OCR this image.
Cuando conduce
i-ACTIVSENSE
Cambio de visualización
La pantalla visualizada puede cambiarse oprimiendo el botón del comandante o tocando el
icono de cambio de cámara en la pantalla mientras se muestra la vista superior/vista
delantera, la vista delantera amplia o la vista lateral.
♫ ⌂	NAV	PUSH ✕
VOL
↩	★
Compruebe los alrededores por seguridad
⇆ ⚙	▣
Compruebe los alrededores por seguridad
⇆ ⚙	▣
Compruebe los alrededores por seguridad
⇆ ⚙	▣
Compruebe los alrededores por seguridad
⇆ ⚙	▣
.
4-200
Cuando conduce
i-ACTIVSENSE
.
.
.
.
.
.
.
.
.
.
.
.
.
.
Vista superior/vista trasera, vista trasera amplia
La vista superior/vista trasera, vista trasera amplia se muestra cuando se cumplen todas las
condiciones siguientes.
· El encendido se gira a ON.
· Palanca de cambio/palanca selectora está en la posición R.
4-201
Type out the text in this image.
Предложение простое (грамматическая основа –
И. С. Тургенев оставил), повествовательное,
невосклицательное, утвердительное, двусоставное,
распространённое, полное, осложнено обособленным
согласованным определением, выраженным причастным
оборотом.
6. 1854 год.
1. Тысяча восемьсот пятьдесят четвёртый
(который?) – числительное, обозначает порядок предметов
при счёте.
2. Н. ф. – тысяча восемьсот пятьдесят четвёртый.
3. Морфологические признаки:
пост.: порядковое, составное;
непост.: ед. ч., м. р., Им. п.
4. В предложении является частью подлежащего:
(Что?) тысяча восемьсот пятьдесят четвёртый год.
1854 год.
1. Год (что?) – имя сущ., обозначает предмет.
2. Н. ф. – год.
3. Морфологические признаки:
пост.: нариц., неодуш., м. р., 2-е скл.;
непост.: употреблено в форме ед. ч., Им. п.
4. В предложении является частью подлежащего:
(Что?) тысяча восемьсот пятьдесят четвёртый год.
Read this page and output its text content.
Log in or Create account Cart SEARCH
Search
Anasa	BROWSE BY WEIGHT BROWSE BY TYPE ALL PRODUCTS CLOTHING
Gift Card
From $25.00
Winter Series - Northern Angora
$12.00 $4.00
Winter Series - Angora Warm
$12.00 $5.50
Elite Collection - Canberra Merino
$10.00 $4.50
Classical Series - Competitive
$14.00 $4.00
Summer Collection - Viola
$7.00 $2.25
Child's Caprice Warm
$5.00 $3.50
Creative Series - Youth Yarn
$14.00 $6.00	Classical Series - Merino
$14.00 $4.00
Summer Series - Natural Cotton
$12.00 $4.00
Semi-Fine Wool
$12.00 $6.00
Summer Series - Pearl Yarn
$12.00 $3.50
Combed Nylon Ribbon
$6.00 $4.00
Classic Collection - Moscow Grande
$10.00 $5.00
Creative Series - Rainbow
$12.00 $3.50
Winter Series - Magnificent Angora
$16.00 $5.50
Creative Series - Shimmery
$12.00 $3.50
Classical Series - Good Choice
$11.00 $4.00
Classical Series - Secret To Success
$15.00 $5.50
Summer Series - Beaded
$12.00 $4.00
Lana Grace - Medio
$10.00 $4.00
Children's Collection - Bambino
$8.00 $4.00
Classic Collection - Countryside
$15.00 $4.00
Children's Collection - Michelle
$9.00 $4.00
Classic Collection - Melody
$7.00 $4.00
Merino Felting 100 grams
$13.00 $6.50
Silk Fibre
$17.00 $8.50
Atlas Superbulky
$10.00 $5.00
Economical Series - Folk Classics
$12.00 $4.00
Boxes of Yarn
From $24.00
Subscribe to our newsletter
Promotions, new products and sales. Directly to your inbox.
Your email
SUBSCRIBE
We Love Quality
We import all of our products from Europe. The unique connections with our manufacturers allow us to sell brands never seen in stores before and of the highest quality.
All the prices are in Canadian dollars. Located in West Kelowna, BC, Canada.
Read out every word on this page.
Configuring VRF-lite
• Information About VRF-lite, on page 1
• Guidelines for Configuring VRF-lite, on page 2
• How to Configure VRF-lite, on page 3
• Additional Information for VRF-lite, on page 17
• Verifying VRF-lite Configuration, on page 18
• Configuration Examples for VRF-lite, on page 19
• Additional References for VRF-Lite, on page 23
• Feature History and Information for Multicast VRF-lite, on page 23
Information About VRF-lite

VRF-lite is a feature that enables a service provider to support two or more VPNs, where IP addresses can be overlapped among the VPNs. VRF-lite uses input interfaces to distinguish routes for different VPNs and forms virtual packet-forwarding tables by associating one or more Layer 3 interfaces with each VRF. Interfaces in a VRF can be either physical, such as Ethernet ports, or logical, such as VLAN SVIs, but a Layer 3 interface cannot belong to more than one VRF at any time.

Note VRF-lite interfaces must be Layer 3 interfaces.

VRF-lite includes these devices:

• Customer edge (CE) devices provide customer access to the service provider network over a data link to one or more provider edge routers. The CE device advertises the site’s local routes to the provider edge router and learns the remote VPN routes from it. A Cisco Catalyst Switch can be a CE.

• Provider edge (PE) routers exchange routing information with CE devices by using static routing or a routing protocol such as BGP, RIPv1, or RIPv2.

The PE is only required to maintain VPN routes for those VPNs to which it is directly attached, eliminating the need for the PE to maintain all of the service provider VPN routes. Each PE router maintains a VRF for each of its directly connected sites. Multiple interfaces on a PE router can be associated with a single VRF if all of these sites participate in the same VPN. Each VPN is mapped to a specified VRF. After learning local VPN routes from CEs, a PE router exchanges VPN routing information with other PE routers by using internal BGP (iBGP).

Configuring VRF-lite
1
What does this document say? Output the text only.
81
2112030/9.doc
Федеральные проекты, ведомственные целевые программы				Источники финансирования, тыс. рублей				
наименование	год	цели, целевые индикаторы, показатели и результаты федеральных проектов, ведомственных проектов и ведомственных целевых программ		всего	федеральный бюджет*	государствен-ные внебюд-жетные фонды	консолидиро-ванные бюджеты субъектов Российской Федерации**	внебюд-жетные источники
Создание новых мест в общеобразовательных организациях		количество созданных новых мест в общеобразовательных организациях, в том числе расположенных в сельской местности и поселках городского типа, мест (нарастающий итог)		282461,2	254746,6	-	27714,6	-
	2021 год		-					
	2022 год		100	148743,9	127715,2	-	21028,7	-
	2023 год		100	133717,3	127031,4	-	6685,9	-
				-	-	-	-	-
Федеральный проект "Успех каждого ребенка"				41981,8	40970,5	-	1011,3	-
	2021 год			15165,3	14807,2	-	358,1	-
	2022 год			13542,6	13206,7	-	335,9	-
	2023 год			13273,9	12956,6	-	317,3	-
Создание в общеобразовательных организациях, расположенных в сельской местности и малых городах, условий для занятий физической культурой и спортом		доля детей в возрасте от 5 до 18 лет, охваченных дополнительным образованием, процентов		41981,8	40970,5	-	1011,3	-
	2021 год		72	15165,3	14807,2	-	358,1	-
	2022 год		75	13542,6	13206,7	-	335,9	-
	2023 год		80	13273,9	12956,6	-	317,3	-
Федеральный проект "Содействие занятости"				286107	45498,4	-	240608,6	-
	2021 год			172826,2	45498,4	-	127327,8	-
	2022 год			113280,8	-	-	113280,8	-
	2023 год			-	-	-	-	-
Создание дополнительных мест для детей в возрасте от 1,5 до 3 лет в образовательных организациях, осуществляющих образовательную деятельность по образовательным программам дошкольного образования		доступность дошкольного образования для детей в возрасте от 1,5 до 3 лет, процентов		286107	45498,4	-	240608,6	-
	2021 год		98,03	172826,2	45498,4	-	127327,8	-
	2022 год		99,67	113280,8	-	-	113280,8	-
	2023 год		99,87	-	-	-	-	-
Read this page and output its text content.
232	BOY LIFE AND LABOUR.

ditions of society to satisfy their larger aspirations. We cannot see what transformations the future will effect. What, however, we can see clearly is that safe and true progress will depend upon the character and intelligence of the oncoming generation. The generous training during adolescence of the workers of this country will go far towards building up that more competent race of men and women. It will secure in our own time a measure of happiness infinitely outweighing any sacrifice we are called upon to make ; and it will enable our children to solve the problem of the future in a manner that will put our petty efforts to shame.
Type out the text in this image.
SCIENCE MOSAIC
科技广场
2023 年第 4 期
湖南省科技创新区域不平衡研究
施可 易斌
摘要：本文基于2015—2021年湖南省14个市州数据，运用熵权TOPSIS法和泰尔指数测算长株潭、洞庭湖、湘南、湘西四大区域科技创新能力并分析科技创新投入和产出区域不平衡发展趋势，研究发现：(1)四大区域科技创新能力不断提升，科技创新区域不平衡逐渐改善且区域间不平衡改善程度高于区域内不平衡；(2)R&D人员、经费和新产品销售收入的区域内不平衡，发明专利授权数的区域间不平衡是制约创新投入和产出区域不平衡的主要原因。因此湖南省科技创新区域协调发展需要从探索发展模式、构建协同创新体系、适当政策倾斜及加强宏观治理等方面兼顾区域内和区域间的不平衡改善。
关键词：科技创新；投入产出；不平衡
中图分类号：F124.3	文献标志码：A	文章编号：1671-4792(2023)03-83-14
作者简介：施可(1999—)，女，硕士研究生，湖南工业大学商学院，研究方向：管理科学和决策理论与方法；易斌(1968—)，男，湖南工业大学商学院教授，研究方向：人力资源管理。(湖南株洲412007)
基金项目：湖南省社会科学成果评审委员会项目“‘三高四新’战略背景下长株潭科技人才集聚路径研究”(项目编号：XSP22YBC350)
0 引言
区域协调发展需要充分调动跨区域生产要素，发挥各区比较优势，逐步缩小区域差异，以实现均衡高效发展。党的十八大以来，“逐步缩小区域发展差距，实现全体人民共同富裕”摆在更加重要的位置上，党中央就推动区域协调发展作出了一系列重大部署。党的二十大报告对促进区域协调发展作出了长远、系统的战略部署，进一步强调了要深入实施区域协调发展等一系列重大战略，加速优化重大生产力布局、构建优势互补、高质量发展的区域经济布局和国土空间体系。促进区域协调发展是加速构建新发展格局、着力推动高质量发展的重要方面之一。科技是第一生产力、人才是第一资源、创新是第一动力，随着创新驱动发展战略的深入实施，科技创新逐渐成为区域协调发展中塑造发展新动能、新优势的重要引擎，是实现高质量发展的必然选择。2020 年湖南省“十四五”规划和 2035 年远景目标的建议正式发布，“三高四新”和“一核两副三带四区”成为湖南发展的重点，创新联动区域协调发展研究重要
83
######
• _Task instructions_
Search the listing for the word "vista" and return each line that holds it.

• _Response_
icono de cambio de cámara en la pantalla mientras se muestra la vista superior/vista
delantera, la vista delantera amplia o la vista lateral.
Vista superior/vista trasera, vista trasera amplia
La vista superior/vista trasera, vista trasera amplia se muestra cuando se cumplen todas las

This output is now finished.